> **YOUR TASK**: The data below is to be returned in full and exactly.

Dataset records
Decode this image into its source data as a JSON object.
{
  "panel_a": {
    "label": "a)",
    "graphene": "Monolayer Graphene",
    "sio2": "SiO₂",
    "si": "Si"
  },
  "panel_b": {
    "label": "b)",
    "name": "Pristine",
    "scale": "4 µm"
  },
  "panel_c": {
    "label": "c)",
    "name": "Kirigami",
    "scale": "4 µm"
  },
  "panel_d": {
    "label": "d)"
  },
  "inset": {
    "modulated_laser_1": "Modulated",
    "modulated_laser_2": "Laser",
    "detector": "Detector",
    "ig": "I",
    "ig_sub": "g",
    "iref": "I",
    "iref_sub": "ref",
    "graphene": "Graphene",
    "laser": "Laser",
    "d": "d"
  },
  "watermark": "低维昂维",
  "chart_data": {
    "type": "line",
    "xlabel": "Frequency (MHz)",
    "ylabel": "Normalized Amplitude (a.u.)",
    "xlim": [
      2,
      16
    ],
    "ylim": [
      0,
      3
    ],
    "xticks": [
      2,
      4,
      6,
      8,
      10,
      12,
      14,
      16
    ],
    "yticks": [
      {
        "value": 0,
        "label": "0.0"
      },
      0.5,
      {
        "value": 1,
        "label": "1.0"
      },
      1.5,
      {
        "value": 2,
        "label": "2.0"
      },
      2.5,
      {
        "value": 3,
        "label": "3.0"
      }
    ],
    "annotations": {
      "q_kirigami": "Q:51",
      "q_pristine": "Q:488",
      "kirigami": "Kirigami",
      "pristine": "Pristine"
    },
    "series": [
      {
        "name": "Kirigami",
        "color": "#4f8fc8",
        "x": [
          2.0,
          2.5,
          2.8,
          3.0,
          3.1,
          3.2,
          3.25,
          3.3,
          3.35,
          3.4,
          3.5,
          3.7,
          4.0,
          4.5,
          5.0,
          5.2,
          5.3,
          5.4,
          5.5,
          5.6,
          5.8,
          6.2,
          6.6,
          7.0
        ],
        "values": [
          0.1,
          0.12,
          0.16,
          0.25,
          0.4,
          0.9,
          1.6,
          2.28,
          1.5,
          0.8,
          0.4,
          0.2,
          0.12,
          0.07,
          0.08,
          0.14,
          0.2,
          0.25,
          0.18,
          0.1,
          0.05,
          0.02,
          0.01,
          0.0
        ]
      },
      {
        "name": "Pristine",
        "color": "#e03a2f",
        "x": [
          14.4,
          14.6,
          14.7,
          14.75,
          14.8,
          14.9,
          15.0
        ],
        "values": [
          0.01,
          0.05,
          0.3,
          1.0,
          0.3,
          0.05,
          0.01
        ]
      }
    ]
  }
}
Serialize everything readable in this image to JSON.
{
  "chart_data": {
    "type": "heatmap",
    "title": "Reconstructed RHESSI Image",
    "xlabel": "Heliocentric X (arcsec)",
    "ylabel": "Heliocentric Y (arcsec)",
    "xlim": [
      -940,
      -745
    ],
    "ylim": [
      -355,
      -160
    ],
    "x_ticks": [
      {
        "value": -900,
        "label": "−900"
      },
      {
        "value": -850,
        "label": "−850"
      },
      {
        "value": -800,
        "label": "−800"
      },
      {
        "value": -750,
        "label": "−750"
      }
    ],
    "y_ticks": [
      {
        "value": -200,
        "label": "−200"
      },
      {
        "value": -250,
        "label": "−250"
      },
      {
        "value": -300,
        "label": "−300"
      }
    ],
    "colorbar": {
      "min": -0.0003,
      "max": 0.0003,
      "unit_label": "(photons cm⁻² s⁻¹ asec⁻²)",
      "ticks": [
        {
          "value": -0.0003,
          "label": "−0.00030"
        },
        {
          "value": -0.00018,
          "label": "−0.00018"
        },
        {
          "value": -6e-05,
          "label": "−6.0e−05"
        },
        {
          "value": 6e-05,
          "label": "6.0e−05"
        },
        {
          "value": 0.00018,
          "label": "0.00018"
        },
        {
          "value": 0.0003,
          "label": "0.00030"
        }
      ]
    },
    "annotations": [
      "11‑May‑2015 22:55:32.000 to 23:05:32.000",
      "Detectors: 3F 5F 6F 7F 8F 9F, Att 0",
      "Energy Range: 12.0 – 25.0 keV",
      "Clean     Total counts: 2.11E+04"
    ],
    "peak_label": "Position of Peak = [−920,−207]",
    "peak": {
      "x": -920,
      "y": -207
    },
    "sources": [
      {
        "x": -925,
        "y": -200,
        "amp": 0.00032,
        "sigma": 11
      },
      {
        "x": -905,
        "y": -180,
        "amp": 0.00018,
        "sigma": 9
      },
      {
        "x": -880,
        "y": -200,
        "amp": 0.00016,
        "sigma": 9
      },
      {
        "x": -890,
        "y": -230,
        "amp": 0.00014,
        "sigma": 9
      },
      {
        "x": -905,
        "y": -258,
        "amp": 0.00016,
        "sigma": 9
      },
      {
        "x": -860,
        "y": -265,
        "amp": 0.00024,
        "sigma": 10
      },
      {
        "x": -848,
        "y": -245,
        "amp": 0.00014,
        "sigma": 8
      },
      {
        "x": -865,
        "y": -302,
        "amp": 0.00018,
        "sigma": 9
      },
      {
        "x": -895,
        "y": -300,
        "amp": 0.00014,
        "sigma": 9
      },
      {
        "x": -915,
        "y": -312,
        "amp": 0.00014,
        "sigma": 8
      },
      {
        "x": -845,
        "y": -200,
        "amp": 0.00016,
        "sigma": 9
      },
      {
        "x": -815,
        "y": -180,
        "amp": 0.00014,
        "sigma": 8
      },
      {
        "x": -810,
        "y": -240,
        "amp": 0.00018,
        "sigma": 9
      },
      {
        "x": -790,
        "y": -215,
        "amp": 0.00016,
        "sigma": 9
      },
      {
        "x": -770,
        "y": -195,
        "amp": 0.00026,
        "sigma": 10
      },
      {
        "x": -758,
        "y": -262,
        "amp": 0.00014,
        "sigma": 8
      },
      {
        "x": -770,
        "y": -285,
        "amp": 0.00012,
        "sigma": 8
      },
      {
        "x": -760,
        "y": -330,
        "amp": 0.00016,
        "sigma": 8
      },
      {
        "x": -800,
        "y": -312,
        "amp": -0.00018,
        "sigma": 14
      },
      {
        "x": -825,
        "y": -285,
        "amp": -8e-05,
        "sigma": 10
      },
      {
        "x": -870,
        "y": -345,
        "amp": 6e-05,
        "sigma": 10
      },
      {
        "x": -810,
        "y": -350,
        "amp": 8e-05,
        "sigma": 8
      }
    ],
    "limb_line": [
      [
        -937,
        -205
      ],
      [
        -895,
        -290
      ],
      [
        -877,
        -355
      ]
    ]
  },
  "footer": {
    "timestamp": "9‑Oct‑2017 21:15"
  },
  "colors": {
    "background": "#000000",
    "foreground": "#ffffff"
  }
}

> **CORRECT RESULT**:
Decode this image into its source data as a JSON object.
{
  "panel_a": {
    "label": "a)",
    "graphene": "Monolayer Graphene",
    "sio2": "SiO₂",
    "si": "Si"
  },
  "panel_b": {
    "label": "b)",
    "name": "Pristine",
    "scale": "4 µm"
  },
  "panel_c": {
    "label": "c)",
    "name": "Kirigami",
    "scale": "4 µm"
  },
  "panel_d": {
    "label": "d)"
  },
  "inset": {
    "modulated_laser_1": "Modulated",
    "modulated_laser_2": "Laser",
    "detector": "Detector",
    "ig": "I",
    "ig_sub": "g",
    "iref": "I",
    "iref_sub": "ref",
    "graphene": "Graphene",
    "laser": "Laser",
    "d": "d"
  },
  "watermark": "低维昂维",
  "chart_data": {
    "type": "line",
    "xlabel": "Frequency (MHz)",
    "ylabel": "Normalized Amplitude (a.u.)",
    "xlim": [
      2,
      16
    ],
    "ylim": [
      0,
      3
    ],
    "xticks": [
      2,
      4,
      6,
      8,
      10,
      12,
      14,
      16
    ],
    "yticks": [
      {
        "value": 0,
        "label": "0.0"
      },
      0.5,
      {
        "value": 1,
        "label": "1.0"
      },
      1.5,
      {
        "value": 2,
        "label": "2.0"
      },
      2.5,
      {
        "value": 3,
        "label": "3.0"
      }
    ],
    "annotations": {
      "q_kirigami": "Q:51",
      "q_pristine": "Q:488",
      "kirigami": "Kirigami",
      "pristine": "Pristine"
    },
    "series": [
      {
        "name": "Kirigami",
        "color": "#4f8fc8",
        "x": [
          2.0,
          2.5,
          2.8,
          3.0,
          3.1,
          3.2,
          3.25,
          3.3,
          3.35,
          3.4,
          3.5,
          3.7,
          4.0,
          4.5,
          5.0,
          5.2,
          5.3,
          5.4,
          5.5,
          5.6,
          5.8,
          6.2,
          6.6,
          7.0
        ],
        "values": [
          0.1,
          0.12,
          0.16,
          0.25,
          0.4,
          0.9,
          1.6,
          2.28,
          1.5,
          0.8,
          0.4,
          0.2,
          0.12,
          0.07,
          0.08,
          0.14,
          0.2,
          0.25,
          0.18,
          0.1,
          0.05,
          0.02,
          0.01,
          0.0
        ]
      },
      {
        "name": "Pristine",
        "color": "#e03a2f",
        "x": [
          14.4,
          14.6,
          14.7,
          14.75,
          14.8,
          14.9,
          15.0
        ],
        "values": [
          0.01,
          0.05,
          0.3,
          1.0,
          0.3,
          0.05,
          0.01
        ]
      }
    ]
  }
}
Serialize everything readable in this image to JSON.
{
  "chart_data": {
    "type": "heatmap",
    "title": "Reconstructed RHESSI Image",
    "xlabel": "Heliocentric X (arcsec)",
    "ylabel": "Heliocentric Y (arcsec)",
    "xlim": [
      -940,
      -745
    ],
    "ylim": [
      -355,
      -160
    ],
    "x_ticks": [
      {
        "value": -900,
        "label": "−900"
      },
      {
        "value": -850,
        "label": "−850"
      },
      {
        "value": -800,
        "label": "−800"
      },
      {
        "value": -750,
        "label": "−750"
      }
    ],
    "y_ticks": [
      {
        "value": -200,
        "label": "−200"
      },
      {
        "value": -250,
        "label": "−250"
      },
      {
        "value": -300,
        "label": "−300"
      }
    ],
    "colorbar": {
      "min": -0.0003,
      "max": 0.0003,
      "unit_label": "(photons cm⁻² s⁻¹ asec⁻²)",
      "ticks": [
        {
          "value": -0.0003,
          "label": "−0.00030"
        },
        {
          "value": -0.00018,
          "label": "−0.00018"
        },
        {
          "value": -6e-05,
          "label": "−6.0e−05"
        },
        {
          "value": 6e-05,
          "label": "6.0e−05"
        },
        {
          "value": 0.00018,
          "label": "0.00018"
        },
        {
          "value": 0.0003,
          "label": "0.00030"
        }
      ]
    },
    "annotations": [
      "11‑May‑2015 22:55:32.000 to 23:05:32.000",
      "Detectors: 3F 5F 6F 7F 8F 9F, Att 0",
      "Energy Range: 12.0 – 25.0 keV",
      "Clean     Total counts: 2.11E+04"
    ],
    "peak_label": "Position of Peak = [−920,−207]",
    "peak": {
      "x": -920,
      "y": -207
    },
    "sources": [
      {
        "x": -925,
        "y": -200,
        "amp": 0.00032,
        "sigma": 11
      },
      {
        "x": -905,
        "y": -180,
        "amp": 0.00018,
        "sigma": 9
      },
      {
        "x": -880,
        "y": -200,
        "amp": 0.00016,
        "sigma": 9
      },
      {
        "x": -890,
        "y": -230,
        "amp": 0.00014,
        "sigma": 9
      },
      {
        "x": -905,
        "y": -258,
        "amp": 0.00016,
        "sigma": 9
      },
      {
        "x": -860,
        "y": -265,
        "amp": 0.00024,
        "sigma": 10
      },
      {
        "x": -848,
        "y": -245,
        "amp": 0.00014,
        "sigma": 8
      },
      {
        "x": -865,
        "y": -302,
        "amp": 0.00018,
        "sigma": 9
      },
      {
        "x": -895,
        "y": -300,
        "amp": 0.00014,
        "sigma": 9
      },
      {
        "x": -915,
        "y": -312,
        "amp": 0.00014,
        "sigma": 8
      },
      {
        "x": -845,
        "y": -200,
        "amp": 0.00016,
        "sigma": 9
      },
      {
        "x": -815,
        "y": -180,
        "amp": 0.00014,
        "sigma": 8
      },
      {
        "x": -810,
        "y": -240,
        "amp": 0.00018,
        "sigma": 9
      },
      {
        "x": -790,
        "y": -215,
        "amp": 0.00016,
        "sigma": 9
      },
      {
        "x": -770,
        "y": -195,
        "amp": 0.00026,
        "sigma": 10
      },
      {
        "x": -758,
        "y": -262,
        "amp": 0.00014,
        "sigma": 8
      },
      {
        "x": -770,
        "y": -285,
        "amp": 0.00012,
        "sigma": 8
      },
      {
        "x": -760,
        "y": -330,
        "amp": 0.00016,
        "sigma": 8
      },
      {
        "x": -800,
        "y": -312,
        "amp": -0.00018,
        "sigma": 14
      },
      {
        "x": -825,
        "y": -285,
        "amp": -8e-05,
        "sigma": 10
      },
      {
        "x": -870,
        "y": -345,
        "amp": 6e-05,
        "sigma": 10
      },
      {
        "x": -810,
        "y": -350,
        "amp": 8e-05,
        "sigma": 8
      }
    ],
    "limb_line": [
      [
        -937,
        -205
      ],
      [
        -895,
        -290
      ],
      [
        -877,
        -355
      ]
    ]
  },
  "footer": {
    "timestamp": "9‑Oct‑2017 21:15"
  },
  "colors": {
    "background": "#000000",
    "foreground": "#ffffff"
  }
}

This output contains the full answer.